§ STATED TASK:
Count how many lines have the word "values" in them. Reply with that number by itself.

Figure record extracts

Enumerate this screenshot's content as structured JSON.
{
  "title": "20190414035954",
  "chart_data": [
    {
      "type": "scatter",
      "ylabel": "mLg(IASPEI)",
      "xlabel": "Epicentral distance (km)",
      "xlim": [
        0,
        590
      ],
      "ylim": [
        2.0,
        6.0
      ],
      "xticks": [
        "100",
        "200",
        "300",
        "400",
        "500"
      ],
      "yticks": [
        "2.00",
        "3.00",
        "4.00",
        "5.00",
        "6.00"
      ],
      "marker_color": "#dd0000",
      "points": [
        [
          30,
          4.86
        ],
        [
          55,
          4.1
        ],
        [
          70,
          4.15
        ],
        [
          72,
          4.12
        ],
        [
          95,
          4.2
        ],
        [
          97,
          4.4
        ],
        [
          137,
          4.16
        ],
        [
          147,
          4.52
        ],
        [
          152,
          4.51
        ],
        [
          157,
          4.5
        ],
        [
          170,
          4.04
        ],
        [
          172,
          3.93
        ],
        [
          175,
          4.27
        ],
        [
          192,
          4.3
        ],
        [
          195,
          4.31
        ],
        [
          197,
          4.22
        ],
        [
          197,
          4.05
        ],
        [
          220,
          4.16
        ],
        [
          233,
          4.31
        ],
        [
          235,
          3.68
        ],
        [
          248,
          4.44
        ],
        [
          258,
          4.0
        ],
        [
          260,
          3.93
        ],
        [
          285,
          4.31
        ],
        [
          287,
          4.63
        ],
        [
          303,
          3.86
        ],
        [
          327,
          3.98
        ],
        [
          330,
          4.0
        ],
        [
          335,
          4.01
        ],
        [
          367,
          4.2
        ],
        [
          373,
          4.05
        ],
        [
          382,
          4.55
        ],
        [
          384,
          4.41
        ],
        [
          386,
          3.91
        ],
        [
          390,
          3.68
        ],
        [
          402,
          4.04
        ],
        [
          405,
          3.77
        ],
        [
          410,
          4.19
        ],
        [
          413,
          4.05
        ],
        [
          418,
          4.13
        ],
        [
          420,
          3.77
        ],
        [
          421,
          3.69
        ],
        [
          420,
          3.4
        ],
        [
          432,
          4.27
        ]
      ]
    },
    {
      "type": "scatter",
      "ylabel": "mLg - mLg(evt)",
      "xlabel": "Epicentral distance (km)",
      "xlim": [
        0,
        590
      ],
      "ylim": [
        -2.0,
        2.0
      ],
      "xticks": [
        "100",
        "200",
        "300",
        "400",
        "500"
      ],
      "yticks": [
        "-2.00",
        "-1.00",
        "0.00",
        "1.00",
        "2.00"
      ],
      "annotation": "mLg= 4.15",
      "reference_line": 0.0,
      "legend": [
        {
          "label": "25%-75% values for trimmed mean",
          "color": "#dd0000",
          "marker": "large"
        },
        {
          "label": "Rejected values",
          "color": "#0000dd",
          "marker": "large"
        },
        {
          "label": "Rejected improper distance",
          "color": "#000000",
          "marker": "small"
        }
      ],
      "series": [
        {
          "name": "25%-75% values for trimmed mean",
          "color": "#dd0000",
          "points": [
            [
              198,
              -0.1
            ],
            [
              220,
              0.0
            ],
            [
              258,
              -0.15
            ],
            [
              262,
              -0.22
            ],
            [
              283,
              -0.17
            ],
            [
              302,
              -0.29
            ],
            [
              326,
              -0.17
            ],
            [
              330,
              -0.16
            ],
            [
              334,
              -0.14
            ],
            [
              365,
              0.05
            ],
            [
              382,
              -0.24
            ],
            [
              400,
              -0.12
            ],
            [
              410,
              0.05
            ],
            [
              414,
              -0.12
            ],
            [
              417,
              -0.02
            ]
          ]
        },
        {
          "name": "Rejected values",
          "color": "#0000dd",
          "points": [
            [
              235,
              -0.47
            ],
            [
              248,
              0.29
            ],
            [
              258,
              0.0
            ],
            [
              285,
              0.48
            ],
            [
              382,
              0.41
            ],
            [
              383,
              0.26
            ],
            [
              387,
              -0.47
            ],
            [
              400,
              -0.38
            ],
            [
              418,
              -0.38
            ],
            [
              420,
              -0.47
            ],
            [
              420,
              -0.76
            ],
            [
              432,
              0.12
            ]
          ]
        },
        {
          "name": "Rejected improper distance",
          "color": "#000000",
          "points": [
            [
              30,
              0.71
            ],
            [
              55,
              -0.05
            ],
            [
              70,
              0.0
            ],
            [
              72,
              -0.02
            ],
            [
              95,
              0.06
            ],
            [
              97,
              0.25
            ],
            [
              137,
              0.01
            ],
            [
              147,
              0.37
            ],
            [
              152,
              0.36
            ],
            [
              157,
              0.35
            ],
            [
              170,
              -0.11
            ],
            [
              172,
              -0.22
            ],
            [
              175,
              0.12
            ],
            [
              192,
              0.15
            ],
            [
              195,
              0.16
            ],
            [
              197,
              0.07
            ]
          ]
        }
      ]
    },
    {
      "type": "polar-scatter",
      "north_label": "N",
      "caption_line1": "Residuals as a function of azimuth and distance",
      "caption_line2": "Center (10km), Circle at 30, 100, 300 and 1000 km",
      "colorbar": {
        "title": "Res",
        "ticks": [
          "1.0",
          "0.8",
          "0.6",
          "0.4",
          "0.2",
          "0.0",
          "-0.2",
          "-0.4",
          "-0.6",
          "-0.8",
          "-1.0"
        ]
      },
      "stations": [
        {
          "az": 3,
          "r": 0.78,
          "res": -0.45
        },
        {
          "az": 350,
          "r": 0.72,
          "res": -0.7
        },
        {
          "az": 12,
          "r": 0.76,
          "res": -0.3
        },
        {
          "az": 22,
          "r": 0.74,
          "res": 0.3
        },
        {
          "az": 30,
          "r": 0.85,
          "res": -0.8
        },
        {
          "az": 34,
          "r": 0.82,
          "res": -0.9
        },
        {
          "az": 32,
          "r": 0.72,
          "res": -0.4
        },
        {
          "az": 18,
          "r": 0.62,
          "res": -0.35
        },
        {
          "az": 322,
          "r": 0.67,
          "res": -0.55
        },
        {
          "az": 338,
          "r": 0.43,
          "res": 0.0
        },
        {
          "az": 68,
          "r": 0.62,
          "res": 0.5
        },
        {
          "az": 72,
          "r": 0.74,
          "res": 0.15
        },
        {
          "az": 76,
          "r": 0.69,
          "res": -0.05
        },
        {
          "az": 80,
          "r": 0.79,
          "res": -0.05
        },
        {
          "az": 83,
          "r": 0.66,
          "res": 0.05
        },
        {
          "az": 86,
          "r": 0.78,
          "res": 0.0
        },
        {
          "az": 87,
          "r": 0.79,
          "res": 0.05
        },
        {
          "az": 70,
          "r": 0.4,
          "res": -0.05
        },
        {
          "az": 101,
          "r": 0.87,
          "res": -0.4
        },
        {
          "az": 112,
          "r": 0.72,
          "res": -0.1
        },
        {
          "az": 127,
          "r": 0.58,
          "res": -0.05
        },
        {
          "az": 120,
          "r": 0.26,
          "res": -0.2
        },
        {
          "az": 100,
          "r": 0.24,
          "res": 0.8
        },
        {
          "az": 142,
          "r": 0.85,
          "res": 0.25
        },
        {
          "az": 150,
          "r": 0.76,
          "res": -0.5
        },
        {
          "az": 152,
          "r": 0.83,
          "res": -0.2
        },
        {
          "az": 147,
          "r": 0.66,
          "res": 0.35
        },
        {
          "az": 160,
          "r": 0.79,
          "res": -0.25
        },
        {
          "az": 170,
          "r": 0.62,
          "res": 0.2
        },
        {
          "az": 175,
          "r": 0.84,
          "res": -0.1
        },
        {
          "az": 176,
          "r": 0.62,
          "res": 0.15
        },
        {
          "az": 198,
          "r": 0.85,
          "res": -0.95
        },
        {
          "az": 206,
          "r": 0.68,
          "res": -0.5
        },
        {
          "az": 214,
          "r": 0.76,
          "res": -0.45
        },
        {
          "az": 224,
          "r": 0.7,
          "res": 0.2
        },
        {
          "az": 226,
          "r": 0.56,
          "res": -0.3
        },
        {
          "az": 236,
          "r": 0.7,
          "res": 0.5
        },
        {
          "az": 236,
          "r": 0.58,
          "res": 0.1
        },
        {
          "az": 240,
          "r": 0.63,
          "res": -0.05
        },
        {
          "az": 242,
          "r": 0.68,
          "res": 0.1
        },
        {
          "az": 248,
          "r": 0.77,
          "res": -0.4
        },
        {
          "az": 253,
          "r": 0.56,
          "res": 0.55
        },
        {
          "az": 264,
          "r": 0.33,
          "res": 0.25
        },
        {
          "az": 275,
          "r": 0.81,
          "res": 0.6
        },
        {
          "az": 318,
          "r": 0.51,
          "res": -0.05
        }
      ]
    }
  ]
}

§ EXERCISE ANSWER:
4